Given task:
Return every entry below word for word, leaving out the pictures.

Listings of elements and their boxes
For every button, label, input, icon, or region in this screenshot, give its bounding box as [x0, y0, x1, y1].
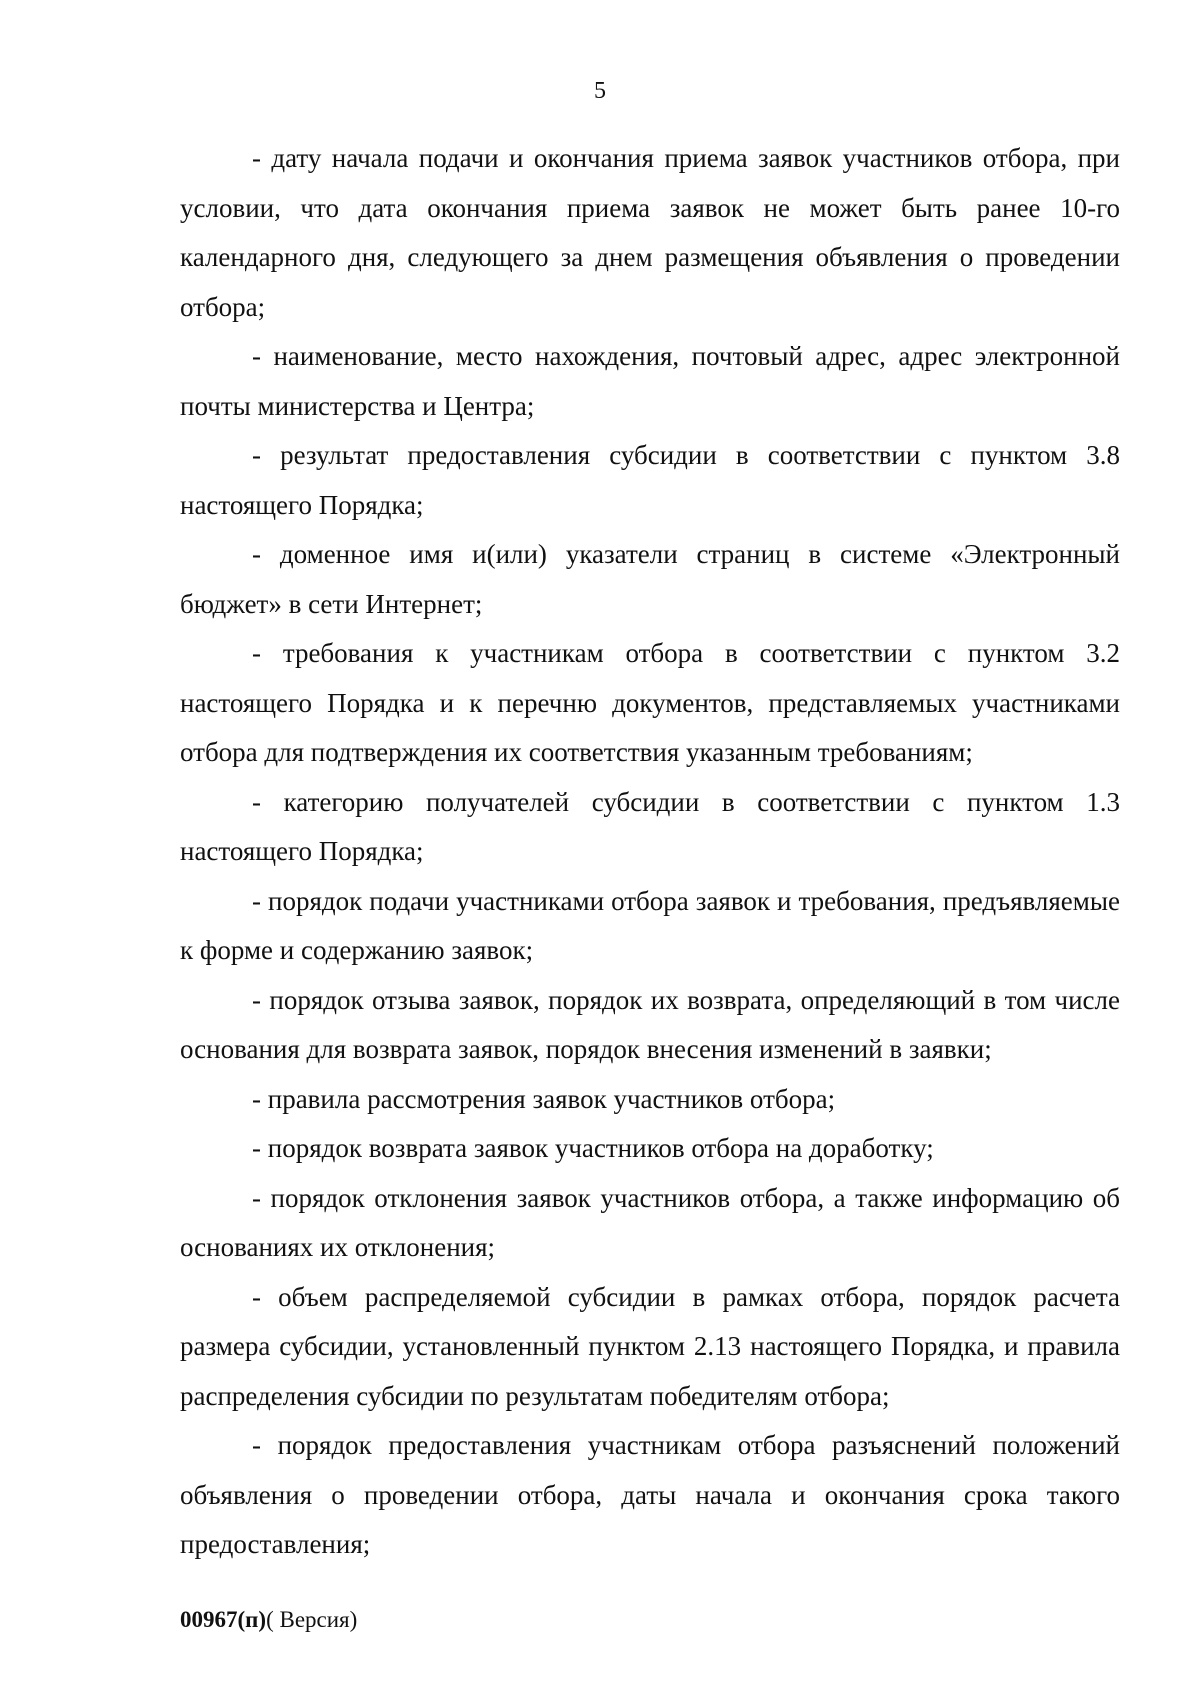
list-item: - объем распределяемой субсидии в рамках отбора, порядок расчета размера субсидии, установленный пунктом 2.13 настоящего Порядка, и правила распределения субсидии по результатам победителям отбора;: [180, 1281, 1120, 1411]
document-code: 00967(п): [180, 1607, 267, 1632]
list-item: - правила рассмотрения заявок участников отбора;: [252, 1083, 836, 1114]
list-item: - дату начала подачи и окончания приема заявок участников отбора, при условии, что дата окончания приема заявок не может быть ранее 10-го календарного дня, следующего за днем размещения объявления о проведении отбора;: [180, 143, 1120, 322]
list-item: - порядок предоставления участникам отбора разъяснений положений объявления о проведении отбора, даты начала и окончания срока такого предоставления;: [180, 1430, 1120, 1559]
list-item: - порядок подачи участниками отбора заявок и требования, предъявляемые к форме и содержанию заявок;: [180, 885, 1120, 965]
document-body: [180, 134, 1120, 1570]
page-number: 5: [594, 78, 606, 104]
list-item: - наименование, место нахождения, почтовый адрес, адрес электронной почты министерства и Центра;: [180, 341, 1120, 421]
list-item: - результат предоставления субсидии в соответствии с пунктом 3.8 настоящего Порядка;: [180, 440, 1120, 520]
list-item: - порядок возврата заявок участников отбора на доработку;: [252, 1133, 934, 1163]
list-item: - порядок отклонения заявок участников отбора, а также информацию об основаниях их отклонения;: [180, 1182, 1120, 1262]
document-version: ( Версия): [266, 1607, 358, 1632]
list-item: - требования к участникам отбора в соответствии с пунктом 3.2 настоящего Порядка и к перечню документов, представляемых участниками отбора для подтверждения их соответствия указанным требованиям;: [180, 638, 1120, 767]
document-footer: [180, 1607, 357, 1633]
list-item: - порядок отзыва заявок, порядок их возврата, определяющий в том числе основания для возврата заявок, порядок внесения изменений в заявки;: [180, 984, 1120, 1064]
list-item: - доменное имя и(или) указатели страниц в системе «Электронный бюджет» в сети Интернет;: [180, 539, 1120, 619]
list-item: - категорию получателей субсидии в соответствии с пунктом 1.3 настоящего Порядка;: [180, 786, 1120, 866]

Answer to this exercise:
For every button, label, input, icon, or region in this screenshot, give its bounding box as [x0, y0, x1, y1].
list-item: - объем распределяемой субсидии в рамках отбора, порядок расчета размера субсидии, установленный пунктом 2.13 настоящего Порядка, и правила распределения субсидии по результатам победителям отбора;: [180, 1281, 1120, 1411]
document-code: 00967(п): [180, 1607, 267, 1632]
list-item: - правила рассмотрения заявок участников отбора;: [252, 1083, 836, 1114]
list-item: - дату начала подачи и окончания приема заявок участников отбора, при условии, что дата окончания приема заявок не может быть ранее 10-го календарного дня, следующего за днем размещения объявления о проведении отбора;: [180, 143, 1120, 322]
list-item: - порядок предоставления участникам отбора разъяснений положений объявления о проведении отбора, даты начала и окончания срока такого предоставления;: [180, 1430, 1120, 1559]
list-item: - порядок подачи участниками отбора заявок и требования, предъявляемые к форме и содержанию заявок;: [180, 885, 1120, 965]
document-body: [180, 134, 1120, 1570]
page-number: 5: [594, 78, 606, 104]
list-item: - наименование, место нахождения, почтовый адрес, адрес электронной почты министерства и Центра;: [180, 341, 1120, 421]
list-item: - результат предоставления субсидии в соответствии с пунктом 3.8 настоящего Порядка;: [180, 440, 1120, 520]
list-item: - порядок возврата заявок участников отбора на доработку;: [252, 1133, 934, 1163]
list-item: - порядок отклонения заявок участников отбора, а также информацию об основаниях их отклонения;: [180, 1182, 1120, 1262]
document-version: ( Версия): [266, 1607, 358, 1632]
list-item: - требования к участникам отбора в соответствии с пунктом 3.2 настоящего Порядка и к перечню документов, представляемых участниками отбора для подтверждения их соответствия указанным требованиям;: [180, 638, 1120, 767]
document-footer: [180, 1607, 357, 1633]
list-item: - порядок отзыва заявок, порядок их возврата, определяющий в том числе основания для возврата заявок, порядок внесения изменений в заявки;: [180, 984, 1120, 1064]
list-item: - доменное имя и(или) указатели страниц в системе «Электронный бюджет» в сети Интернет;: [180, 539, 1120, 619]
list-item: - категорию получателей субсидии в соответствии с пунктом 1.3 настоящего Порядка;: [180, 786, 1120, 866]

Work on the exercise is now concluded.